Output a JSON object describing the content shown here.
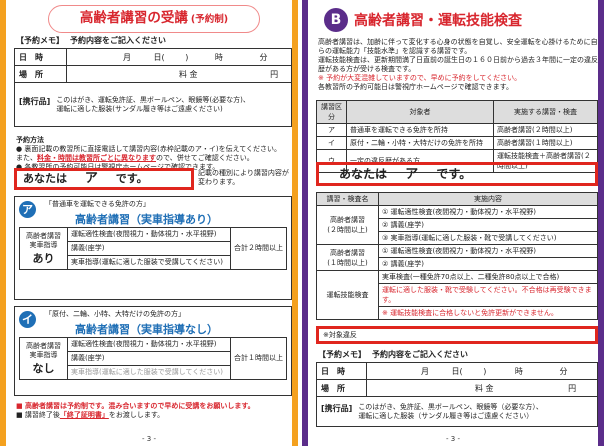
{
  "left": {
    "title": "高齢者講習の受講",
    "title_tag": "(予約制)",
    "memo": {
      "heading": "【予約メモ】",
      "heading_note": "予約内容をご記入ください",
      "date_label": "日　時",
      "month": "月",
      "day": "日(",
      "day_close": ")",
      "hour": "時",
      "minute": "分",
      "place_label": "場　所",
      "fee_label": "料 金",
      "yen": "円",
      "bring_label": "[携行品]",
      "bring_text1": "このはがき、運転免許証、黒ボールペン、眼鏡等(必要な方)、",
      "bring_text2": "運転に適した服装(サンダル履き等はご遠慮ください)"
    },
    "method_heading": "予約方法",
    "method_1": "● 裏面記載の教習所に直接電話して講習内容(赤枠記載のア・イ)を伝えてください。",
    "method_2a": "また、",
    "method_2b": "料金・時間は教習所ごとに異なります",
    "method_2c": "ので、併せてご確認ください。",
    "method_3": "● 各教習所の予約可能日は警視庁ホームページで確認できます。",
    "answer_you": "あなたは",
    "answer_letter": "ア",
    "answer_end": "です。",
    "answer_note": "記載の種別により講習内容が変わります。",
    "sectionA": {
      "badge": "ア",
      "header": "「普通車を運転できる免許の方」",
      "course": "高齢者講習（実車指導あり）",
      "left_label1": "高齢者講習",
      "left_label2": "実車指導",
      "left_label3": "あり",
      "row1": "運転適性検査(夜間視力・動体視力・水平視野)",
      "row2": "講義(座学)",
      "row3": "実車指導(運転に適した服装で受講してください)",
      "total": "合計２時間以上"
    },
    "sectionB": {
      "badge": "イ",
      "header": "「原付、二輪、小特、大特だけの免許の方」",
      "course": "高齢者講習（実車指導なし）",
      "left_label1": "高齢者講習",
      "left_label2": "実車指導",
      "left_label3": "なし",
      "row1": "運転適性検査(夜間視力・動体視力・水平視野)",
      "row2": "講義(座学)",
      "row3": "実車指導(運転に適した服装で受講してください)",
      "total": "合計１時間以上"
    },
    "notice_1": "■ 高齢者講習は予約制です。混み合いますので早めに受講をお願いします。",
    "notice_2a": "■ 講習終了後",
    "notice_2b": "「終了証明書」",
    "notice_2c": "をお渡しします。",
    "page_number": "- 3 -"
  },
  "right": {
    "badge": "B",
    "title": "高齢者講習・運転技能検査",
    "intro_1": "高齢者講習は、加齢に伴って変化する心身の状態を自覚し、安全運転を心掛けるために自らの運転能力「技能水準」を認識する講習です。",
    "intro_2": "運転技能検査は、更新期間満了日直前の誕生日の１６０日前から過去３年間に一定の違反歴がある方が受ける検査です。",
    "intro_3": "※ 予約が大変混雑していますので、早めに予約をしてください。",
    "intro_4": "各教習所の予約可能日は警視庁ホームページで確認できます。",
    "cat_table": {
      "h1": "講習区分",
      "h2": "対象者",
      "h3": "実施する講習・検査",
      "rows": [
        {
          "k": "ア",
          "who": "普通車を運転できる免許を所持",
          "what": "高齢者講習(２時間以上)"
        },
        {
          "k": "イ",
          "who": "原付・二輪・小特・大特だけの免許を所持",
          "what": "高齢者講習(１時間以上)"
        },
        {
          "k": "ウ",
          "who": "一定の違反歴がある方",
          "what": "運転技能検査＋高齢者講習(２時間以上)"
        }
      ]
    },
    "answer_you": "あなたは",
    "answer_letter": "ア",
    "answer_end": "です。",
    "detail_table": {
      "h1": "講習・検査名",
      "h2": "実施内容",
      "g1": "高齢者講習\n(２時間以上)",
      "g1_rows": [
        "① 運転適性検査(夜間視力・動体視力・水平視野)",
        "② 講義(座学)",
        "③ 実車指導(運転に適した服装・靴で受講してください)"
      ],
      "g2": "高齢者講習\n(１時間以上)",
      "g2_rows": [
        "① 運転適性検査(夜間視力・動体視力・水平視野)",
        "② 講義(座学)"
      ],
      "g3": "運転技能検査",
      "g3_rows": [
        "実車検査(一種免許70点以上、二種免許80点以上で合格)",
        "運転に適した服装・靴で受験してください。不合格は再受験できます。",
        "※ 運転技能検査に合格しないと免許更新ができません。"
      ]
    },
    "target_violation": "※対象違反",
    "memo": {
      "heading": "【予約メモ】",
      "heading_note": "予約内容をご記入ください",
      "date_label": "日　時",
      "month": "月",
      "day": "日(",
      "day_close": ")",
      "hour": "時",
      "minute": "分",
      "place_label": "場　所",
      "fee_label": "料 金",
      "yen": "円",
      "bring_label": "[携行品]",
      "bring_text1": "このはがき、免許証、黒ボールペン、眼鏡等（必要な方）、",
      "bring_text2": "運転に適した服装（サンダル履き等はご遠慮ください）"
    },
    "page_number": "- 3 -"
  },
  "colors": {
    "left_border": "#f4a11f",
    "right_border": "#5b2d8a",
    "accent_red": "#d8262e",
    "badge_blue": "#1f6fb6"
  }
}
□ □ □ □ □
Problem description. What you return should match the records above word for word, minus the pictures.

Solution.
Output a JSON object describing the content shown here.
{
  "left": {
    "title": "高齢者講習の受講",
    "title_tag": "(予約制)",
    "memo": {
      "heading": "【予約メモ】",
      "heading_note": "予約内容をご記入ください",
      "date_label": "日　時",
      "month": "月",
      "day": "日(",
      "day_close": ")",
      "hour": "時",
      "minute": "分",
      "place_label": "場　所",
      "fee_label": "料 金",
      "yen": "円",
      "bring_label": "[携行品]",
      "bring_text1": "このはがき、運転免許証、黒ボールペン、眼鏡等(必要な方)、",
      "bring_text2": "運転に適した服装(サンダル履き等はご遠慮ください)"
    },
    "method_heading": "予約方法",
    "method_1": "● 裏面記載の教習所に直接電話して講習内容(赤枠記載のア・イ)を伝えてください。",
    "method_2a": "また、",
    "method_2b": "料金・時間は教習所ごとに異なります",
    "method_2c": "ので、併せてご確認ください。",
    "method_3": "● 各教習所の予約可能日は警視庁ホームページで確認できます。",
    "answer_you": "あなたは",
    "answer_letter": "ア",
    "answer_end": "です。",
    "answer_note": "記載の種別により講習内容が変わります。",
    "sectionA": {
      "badge": "ア",
      "header": "「普通車を運転できる免許の方」",
      "course": "高齢者講習（実車指導あり）",
      "left_label1": "高齢者講習",
      "left_label2": "実車指導",
      "left_label3": "あり",
      "row1": "運転適性検査(夜間視力・動体視力・水平視野)",
      "row2": "講義(座学)",
      "row3": "実車指導(運転に適した服装で受講してください)",
      "total": "合計２時間以上"
    },
    "sectionB": {
      "badge": "イ",
      "header": "「原付、二輪、小特、大特だけの免許の方」",
      "course": "高齢者講習（実車指導なし）",
      "left_label1": "高齢者講習",
      "left_label2": "実車指導",
      "left_label3": "なし",
      "row1": "運転適性検査(夜間視力・動体視力・水平視野)",
      "row2": "講義(座学)",
      "row3": "実車指導(運転に適した服装で受講してください)",
      "total": "合計１時間以上"
    },
    "notice_1": "■ 高齢者講習は予約制です。混み合いますので早めに受講をお願いします。",
    "notice_2a": "■ 講習終了後",
    "notice_2b": "「終了証明書」",
    "notice_2c": "をお渡しします。",
    "page_number": "- 3 -"
  },
  "right": {
    "badge": "B",
    "title": "高齢者講習・運転技能検査",
    "intro_1": "高齢者講習は、加齢に伴って変化する心身の状態を自覚し、安全運転を心掛けるために自らの運転能力「技能水準」を認識する講習です。",
    "intro_2": "運転技能検査は、更新期間満了日直前の誕生日の１６０日前から過去３年間に一定の違反歴がある方が受ける検査です。",
    "intro_3": "※ 予約が大変混雑していますので、早めに予約をしてください。",
    "intro_4": "各教習所の予約可能日は警視庁ホームページで確認できます。",
    "cat_table": {
      "h1": "講習区分",
      "h2": "対象者",
      "h3": "実施する講習・検査",
      "rows": [
        {
          "k": "ア",
          "who": "普通車を運転できる免許を所持",
          "what": "高齢者講習(２時間以上)"
        },
        {
          "k": "イ",
          "who": "原付・二輪・小特・大特だけの免許を所持",
          "what": "高齢者講習(１時間以上)"
        },
        {
          "k": "ウ",
          "who": "一定の違反歴がある方",
          "what": "運転技能検査＋高齢者講習(２時間以上)"
        }
      ]
    },
    "answer_you": "あなたは",
    "answer_letter": "ア",
    "answer_end": "です。",
    "detail_table": {
      "h1": "講習・検査名",
      "h2": "実施内容",
      "g1": "高齢者講習\n(２時間以上)",
      "g1_rows": [
        "① 運転適性検査(夜間視力・動体視力・水平視野)",
        "② 講義(座学)",
        "③ 実車指導(運転に適した服装・靴で受講してください)"
      ],
      "g2": "高齢者講習\n(１時間以上)",
      "g2_rows": [
        "① 運転適性検査(夜間視力・動体視力・水平視野)",
        "② 講義(座学)"
      ],
      "g3": "運転技能検査",
      "g3_rows": [
        "実車検査(一種免許70点以上、二種免許80点以上で合格)",
        "運転に適した服装・靴で受験してください。不合格は再受験できます。",
        "※ 運転技能検査に合格しないと免許更新ができません。"
      ]
    },
    "target_violation": "※対象違反",
    "memo": {
      "heading": "【予約メモ】",
      "heading_note": "予約内容をご記入ください",
      "date_label": "日　時",
      "month": "月",
      "day": "日(",
      "day_close": ")",
      "hour": "時",
      "minute": "分",
      "place_label": "場　所",
      "fee_label": "料 金",
      "yen": "円",
      "bring_label": "[携行品]",
      "bring_text1": "このはがき、免許証、黒ボールペン、眼鏡等（必要な方）、",
      "bring_text2": "運転に適した服装（サンダル履き等はご遠慮ください）"
    },
    "page_number": "- 3 -"
  },
  "colors": {
    "left_border": "#f4a11f",
    "right_border": "#5b2d8a",
    "accent_red": "#d8262e",
    "badge_blue": "#1f6fb6"
  }
}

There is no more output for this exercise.